* Problem to solve *
Track down every line below that holds "title" and copy it.

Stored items

----

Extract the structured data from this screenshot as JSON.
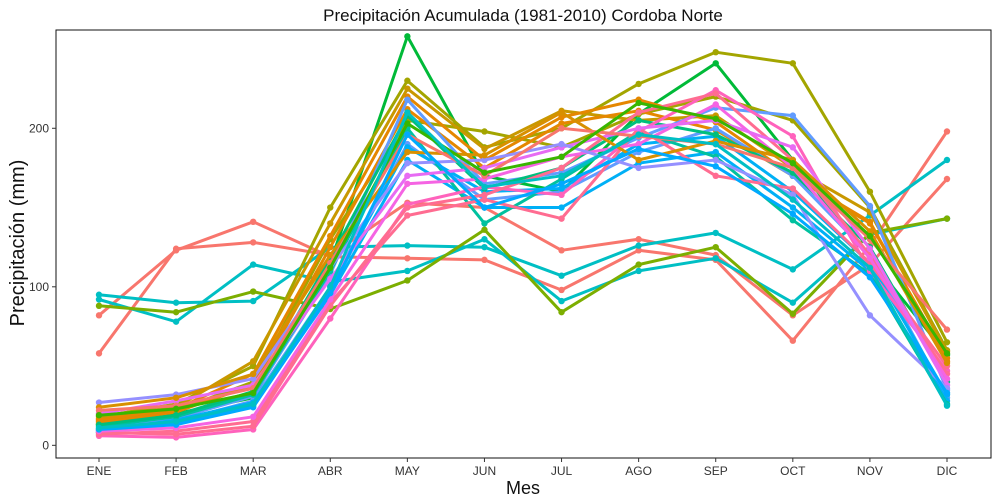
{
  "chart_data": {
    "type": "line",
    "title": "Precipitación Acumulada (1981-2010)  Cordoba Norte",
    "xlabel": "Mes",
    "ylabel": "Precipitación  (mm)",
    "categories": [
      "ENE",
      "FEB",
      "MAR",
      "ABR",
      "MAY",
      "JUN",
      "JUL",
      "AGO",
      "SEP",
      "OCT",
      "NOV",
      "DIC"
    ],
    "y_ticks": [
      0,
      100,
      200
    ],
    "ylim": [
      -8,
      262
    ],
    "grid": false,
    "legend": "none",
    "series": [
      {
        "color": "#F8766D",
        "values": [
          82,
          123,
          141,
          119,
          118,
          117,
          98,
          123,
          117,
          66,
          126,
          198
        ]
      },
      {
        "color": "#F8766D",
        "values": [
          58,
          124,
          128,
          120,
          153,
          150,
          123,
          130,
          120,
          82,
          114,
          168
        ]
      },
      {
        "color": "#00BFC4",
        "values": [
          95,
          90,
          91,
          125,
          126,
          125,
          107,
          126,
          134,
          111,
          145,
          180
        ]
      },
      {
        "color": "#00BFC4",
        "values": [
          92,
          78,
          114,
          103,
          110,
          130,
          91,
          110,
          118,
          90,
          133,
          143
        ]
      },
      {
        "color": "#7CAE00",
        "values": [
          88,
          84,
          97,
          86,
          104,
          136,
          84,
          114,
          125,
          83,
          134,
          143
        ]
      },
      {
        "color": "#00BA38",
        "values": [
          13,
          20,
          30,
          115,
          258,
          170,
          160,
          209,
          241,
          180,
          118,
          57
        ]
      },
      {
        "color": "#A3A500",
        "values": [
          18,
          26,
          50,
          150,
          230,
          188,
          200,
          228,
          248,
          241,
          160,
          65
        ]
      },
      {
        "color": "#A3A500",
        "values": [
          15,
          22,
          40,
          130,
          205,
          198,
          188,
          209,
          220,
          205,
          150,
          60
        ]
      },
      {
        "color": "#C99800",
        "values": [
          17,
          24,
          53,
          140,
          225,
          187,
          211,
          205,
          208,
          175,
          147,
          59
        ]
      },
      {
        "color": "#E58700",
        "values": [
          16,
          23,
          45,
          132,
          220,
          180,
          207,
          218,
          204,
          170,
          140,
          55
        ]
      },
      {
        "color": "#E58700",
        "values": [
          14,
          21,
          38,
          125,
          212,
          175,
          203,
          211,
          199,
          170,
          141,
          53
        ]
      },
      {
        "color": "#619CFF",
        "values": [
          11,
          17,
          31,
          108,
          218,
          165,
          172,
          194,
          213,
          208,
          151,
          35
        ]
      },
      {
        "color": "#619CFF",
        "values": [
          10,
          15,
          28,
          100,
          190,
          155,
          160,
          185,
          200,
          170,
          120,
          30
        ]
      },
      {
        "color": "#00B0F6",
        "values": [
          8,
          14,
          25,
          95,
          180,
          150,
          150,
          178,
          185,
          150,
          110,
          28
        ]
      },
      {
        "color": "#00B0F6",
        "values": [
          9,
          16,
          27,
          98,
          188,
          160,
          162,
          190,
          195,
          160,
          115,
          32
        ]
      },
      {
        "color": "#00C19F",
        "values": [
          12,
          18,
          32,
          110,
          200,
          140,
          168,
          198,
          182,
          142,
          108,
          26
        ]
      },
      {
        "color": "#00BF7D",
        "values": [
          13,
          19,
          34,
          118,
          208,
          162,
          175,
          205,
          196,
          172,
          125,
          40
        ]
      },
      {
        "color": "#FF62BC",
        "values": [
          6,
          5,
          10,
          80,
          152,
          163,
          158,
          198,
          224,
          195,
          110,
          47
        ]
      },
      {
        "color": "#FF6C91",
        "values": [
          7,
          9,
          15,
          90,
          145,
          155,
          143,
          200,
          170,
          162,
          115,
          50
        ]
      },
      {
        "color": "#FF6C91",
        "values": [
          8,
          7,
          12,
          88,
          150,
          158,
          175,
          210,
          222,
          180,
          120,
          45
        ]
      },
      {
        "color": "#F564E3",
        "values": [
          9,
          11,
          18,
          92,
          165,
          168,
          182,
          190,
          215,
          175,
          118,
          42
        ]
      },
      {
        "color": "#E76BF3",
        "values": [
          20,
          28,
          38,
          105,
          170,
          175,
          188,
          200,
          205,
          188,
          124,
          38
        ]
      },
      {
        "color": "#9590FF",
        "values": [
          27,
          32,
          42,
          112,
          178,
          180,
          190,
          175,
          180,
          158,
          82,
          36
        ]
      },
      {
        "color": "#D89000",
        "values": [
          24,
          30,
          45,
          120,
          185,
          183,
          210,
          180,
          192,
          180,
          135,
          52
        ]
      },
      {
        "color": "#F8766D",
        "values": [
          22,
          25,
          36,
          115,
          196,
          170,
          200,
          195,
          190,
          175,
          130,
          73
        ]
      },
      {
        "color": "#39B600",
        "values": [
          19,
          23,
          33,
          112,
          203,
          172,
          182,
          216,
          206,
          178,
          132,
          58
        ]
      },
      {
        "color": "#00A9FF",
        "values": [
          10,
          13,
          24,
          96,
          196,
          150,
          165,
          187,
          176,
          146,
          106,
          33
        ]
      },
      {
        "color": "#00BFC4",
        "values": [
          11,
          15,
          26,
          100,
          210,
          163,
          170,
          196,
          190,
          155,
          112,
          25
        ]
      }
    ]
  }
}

----

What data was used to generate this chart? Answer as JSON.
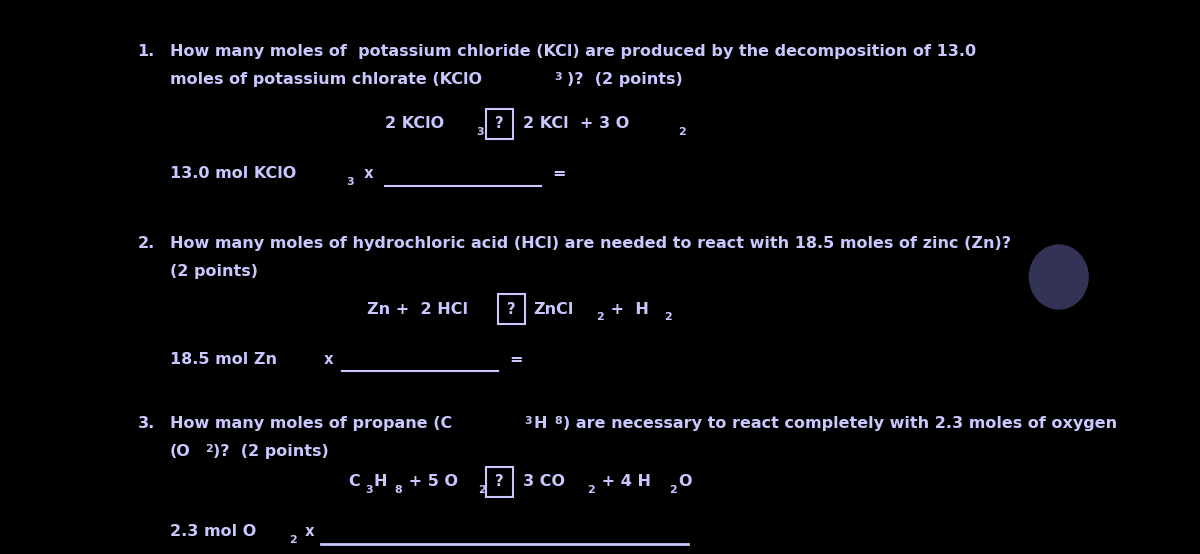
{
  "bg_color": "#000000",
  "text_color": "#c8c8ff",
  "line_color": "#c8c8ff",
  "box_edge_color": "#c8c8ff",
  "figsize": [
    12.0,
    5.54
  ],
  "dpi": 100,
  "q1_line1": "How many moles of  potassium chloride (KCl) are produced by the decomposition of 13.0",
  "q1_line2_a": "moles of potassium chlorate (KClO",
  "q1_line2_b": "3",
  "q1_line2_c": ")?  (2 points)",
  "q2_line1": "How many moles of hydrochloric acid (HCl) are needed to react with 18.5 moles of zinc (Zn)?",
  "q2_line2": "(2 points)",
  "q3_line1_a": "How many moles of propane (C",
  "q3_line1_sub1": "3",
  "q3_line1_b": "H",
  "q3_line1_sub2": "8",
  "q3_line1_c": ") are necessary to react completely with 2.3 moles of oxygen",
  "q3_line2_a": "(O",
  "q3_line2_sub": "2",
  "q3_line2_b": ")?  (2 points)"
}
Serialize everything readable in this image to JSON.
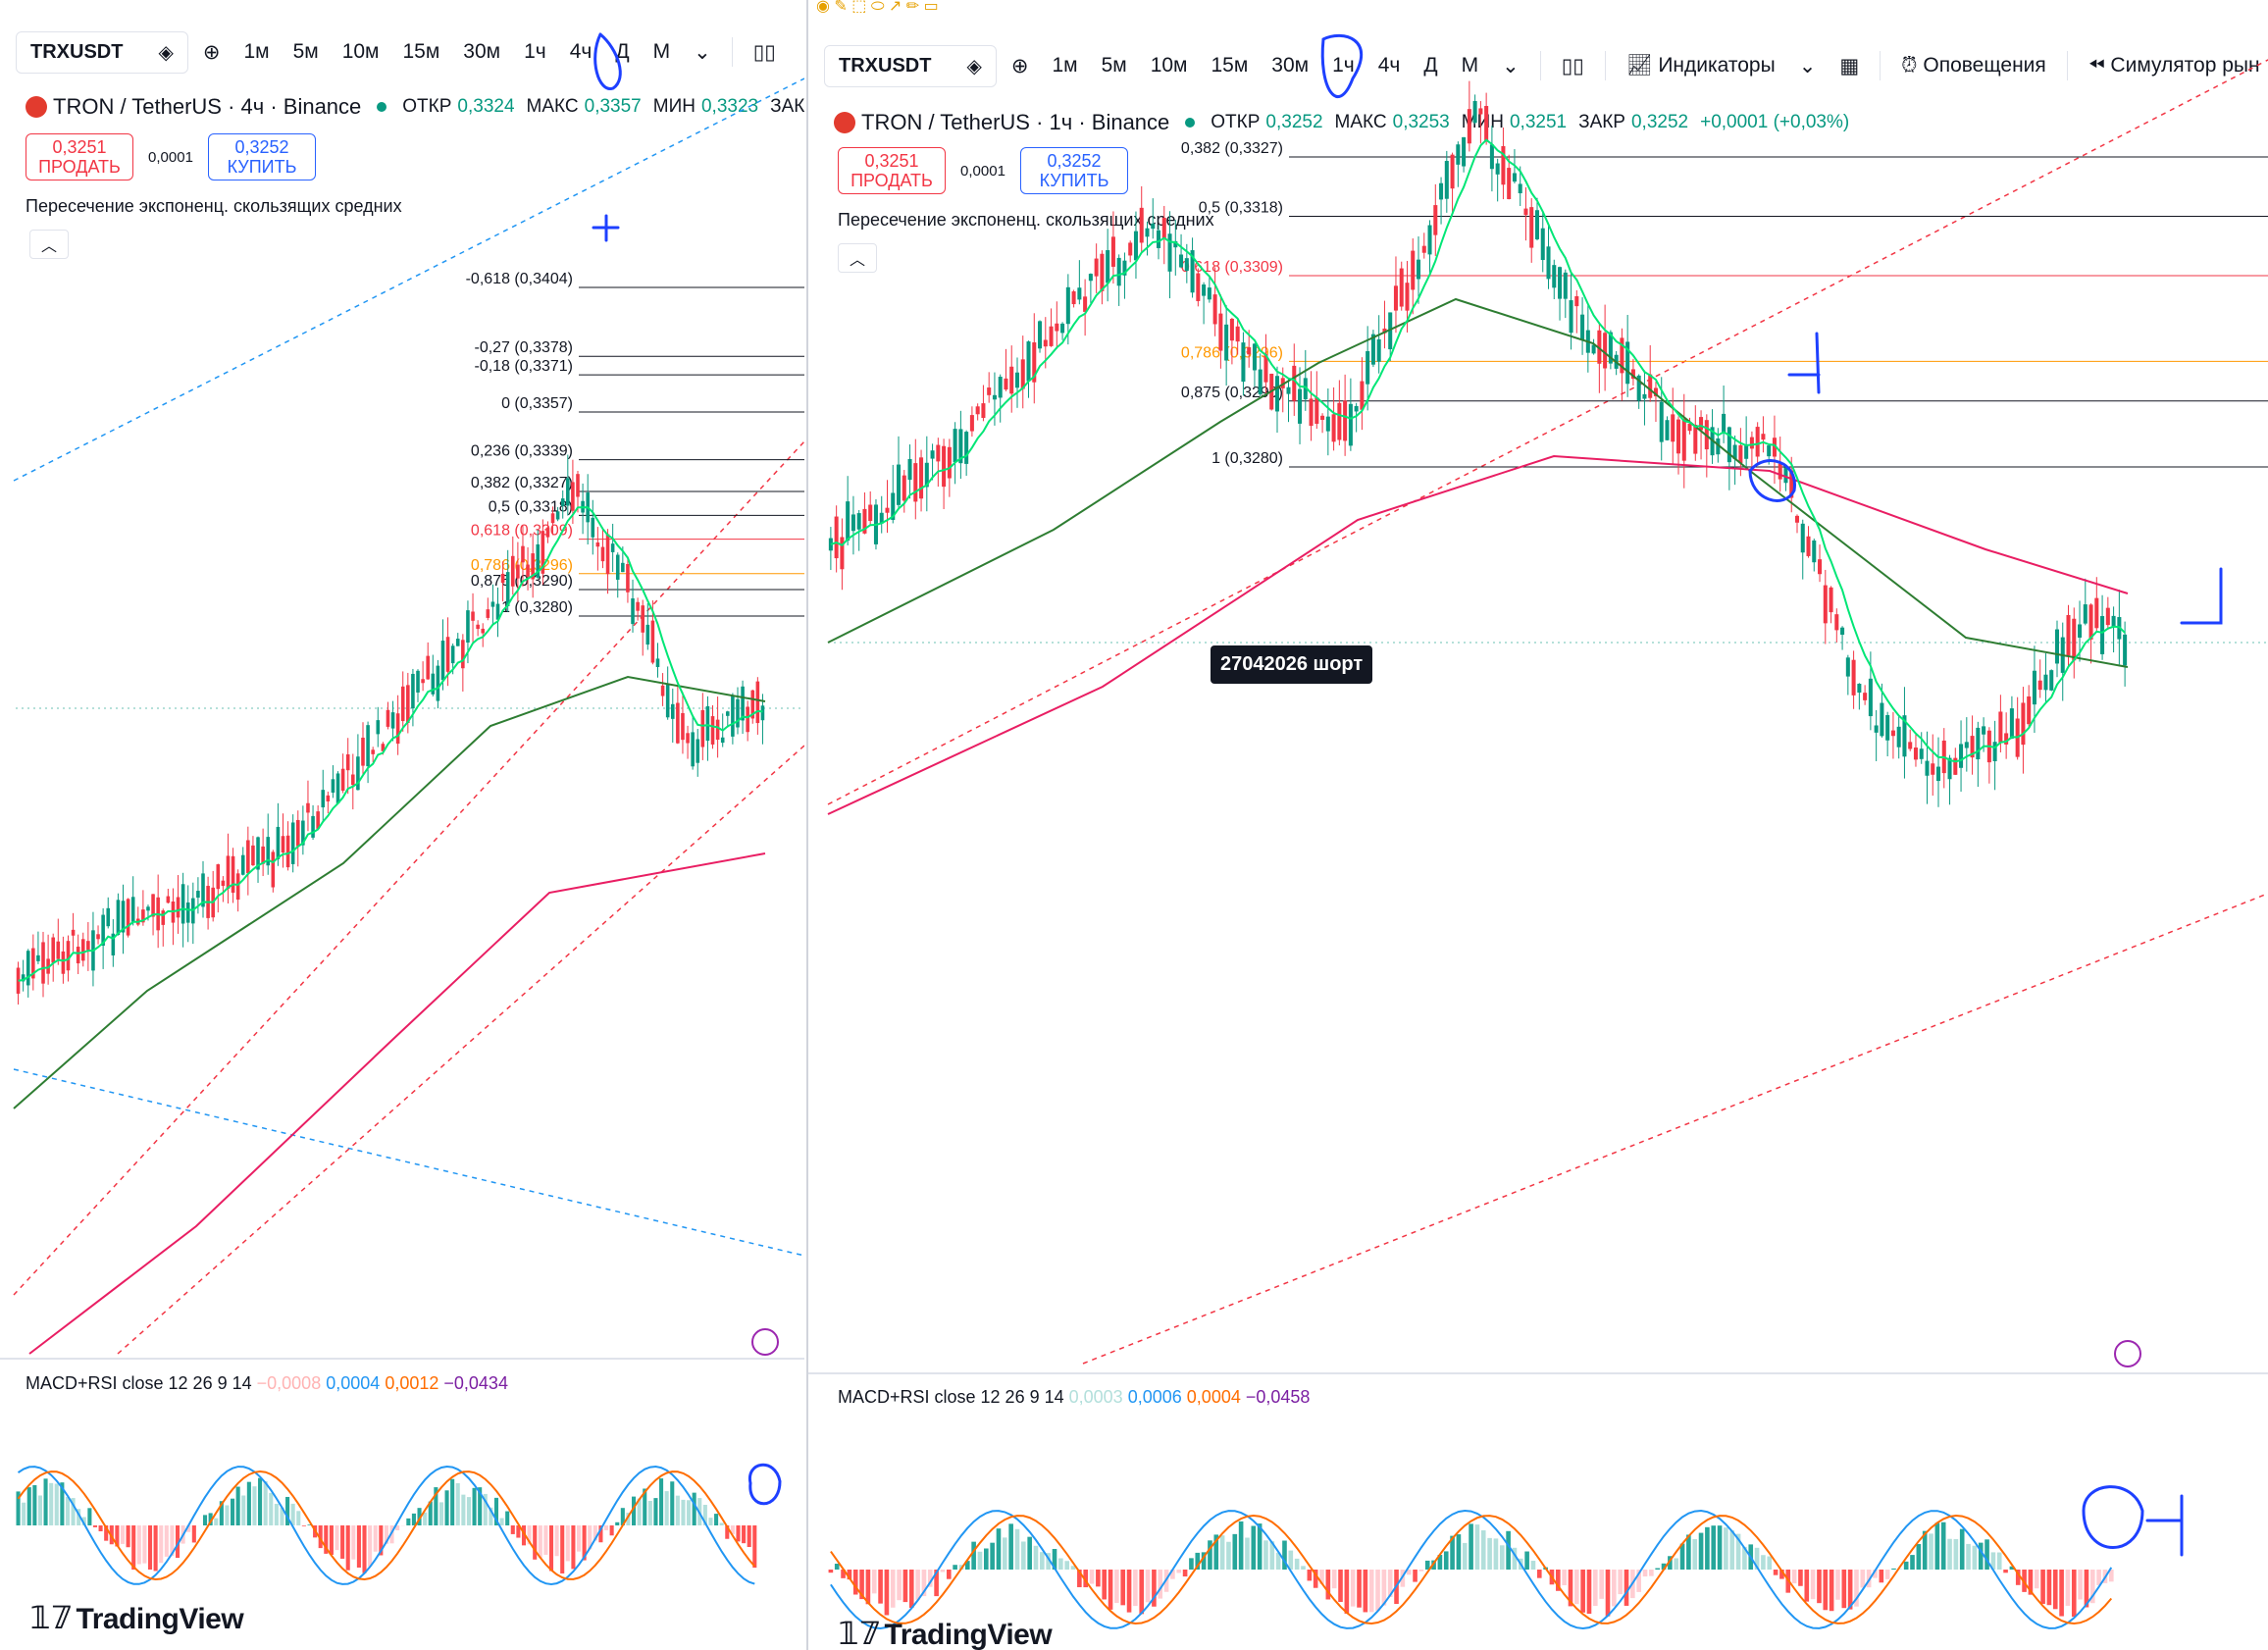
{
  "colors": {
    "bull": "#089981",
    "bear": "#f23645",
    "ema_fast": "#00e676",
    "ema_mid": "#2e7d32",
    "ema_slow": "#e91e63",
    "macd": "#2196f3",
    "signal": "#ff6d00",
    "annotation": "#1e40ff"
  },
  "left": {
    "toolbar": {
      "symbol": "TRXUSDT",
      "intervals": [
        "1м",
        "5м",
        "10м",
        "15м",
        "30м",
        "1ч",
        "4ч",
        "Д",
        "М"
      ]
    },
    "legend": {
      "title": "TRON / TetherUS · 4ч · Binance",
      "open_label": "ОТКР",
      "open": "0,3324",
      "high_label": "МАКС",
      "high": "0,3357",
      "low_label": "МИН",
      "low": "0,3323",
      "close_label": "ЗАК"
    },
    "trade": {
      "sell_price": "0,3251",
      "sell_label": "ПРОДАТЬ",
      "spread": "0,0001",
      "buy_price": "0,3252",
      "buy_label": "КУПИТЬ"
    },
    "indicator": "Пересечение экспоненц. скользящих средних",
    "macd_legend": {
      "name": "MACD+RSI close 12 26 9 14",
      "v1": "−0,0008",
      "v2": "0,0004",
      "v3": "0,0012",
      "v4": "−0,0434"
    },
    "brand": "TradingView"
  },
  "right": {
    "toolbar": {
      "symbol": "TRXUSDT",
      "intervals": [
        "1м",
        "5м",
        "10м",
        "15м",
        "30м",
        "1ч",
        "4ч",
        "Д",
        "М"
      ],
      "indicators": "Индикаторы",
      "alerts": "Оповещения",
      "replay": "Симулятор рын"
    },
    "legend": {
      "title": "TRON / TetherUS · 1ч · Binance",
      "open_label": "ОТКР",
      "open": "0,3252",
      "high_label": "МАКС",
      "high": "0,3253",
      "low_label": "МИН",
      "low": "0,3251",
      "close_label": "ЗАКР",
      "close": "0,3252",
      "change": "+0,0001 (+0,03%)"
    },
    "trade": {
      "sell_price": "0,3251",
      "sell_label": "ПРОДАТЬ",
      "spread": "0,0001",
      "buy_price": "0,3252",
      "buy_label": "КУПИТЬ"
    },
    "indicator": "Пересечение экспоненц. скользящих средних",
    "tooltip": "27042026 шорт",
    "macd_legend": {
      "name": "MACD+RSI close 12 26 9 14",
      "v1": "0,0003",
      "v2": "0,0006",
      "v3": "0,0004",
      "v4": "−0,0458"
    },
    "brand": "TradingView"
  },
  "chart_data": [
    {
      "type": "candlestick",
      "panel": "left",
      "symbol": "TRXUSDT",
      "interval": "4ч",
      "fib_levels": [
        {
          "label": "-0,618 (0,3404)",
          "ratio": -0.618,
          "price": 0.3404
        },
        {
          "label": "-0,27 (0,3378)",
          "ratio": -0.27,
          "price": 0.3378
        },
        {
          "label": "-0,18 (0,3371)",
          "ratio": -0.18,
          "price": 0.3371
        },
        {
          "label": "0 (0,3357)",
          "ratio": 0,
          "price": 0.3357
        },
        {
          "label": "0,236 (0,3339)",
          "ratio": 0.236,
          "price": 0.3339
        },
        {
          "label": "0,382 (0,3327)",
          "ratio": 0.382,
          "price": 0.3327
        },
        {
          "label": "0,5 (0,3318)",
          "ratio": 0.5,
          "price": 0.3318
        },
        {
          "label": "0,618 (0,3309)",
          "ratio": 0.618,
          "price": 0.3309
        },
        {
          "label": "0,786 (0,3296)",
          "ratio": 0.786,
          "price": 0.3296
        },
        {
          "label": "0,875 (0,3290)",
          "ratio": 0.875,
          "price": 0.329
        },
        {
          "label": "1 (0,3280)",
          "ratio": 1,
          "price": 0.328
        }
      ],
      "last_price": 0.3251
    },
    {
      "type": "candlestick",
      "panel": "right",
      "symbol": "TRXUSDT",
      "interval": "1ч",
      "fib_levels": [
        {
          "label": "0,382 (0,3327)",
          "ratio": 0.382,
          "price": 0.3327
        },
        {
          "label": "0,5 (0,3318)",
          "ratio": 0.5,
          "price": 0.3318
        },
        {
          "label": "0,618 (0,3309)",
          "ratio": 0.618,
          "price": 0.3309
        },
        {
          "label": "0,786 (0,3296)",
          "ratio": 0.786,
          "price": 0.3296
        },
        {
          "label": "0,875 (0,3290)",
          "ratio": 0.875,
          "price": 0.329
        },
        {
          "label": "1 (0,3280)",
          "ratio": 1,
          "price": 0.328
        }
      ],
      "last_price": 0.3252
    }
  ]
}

----

* Finished task *
    "title": "Precipitación Acumulada (1981-2010)  Cordoba Norte",
      "title": "TRON / TetherUS · 4ч · Binance",
      "title": "TRON / TetherUS · 1ч · Binance",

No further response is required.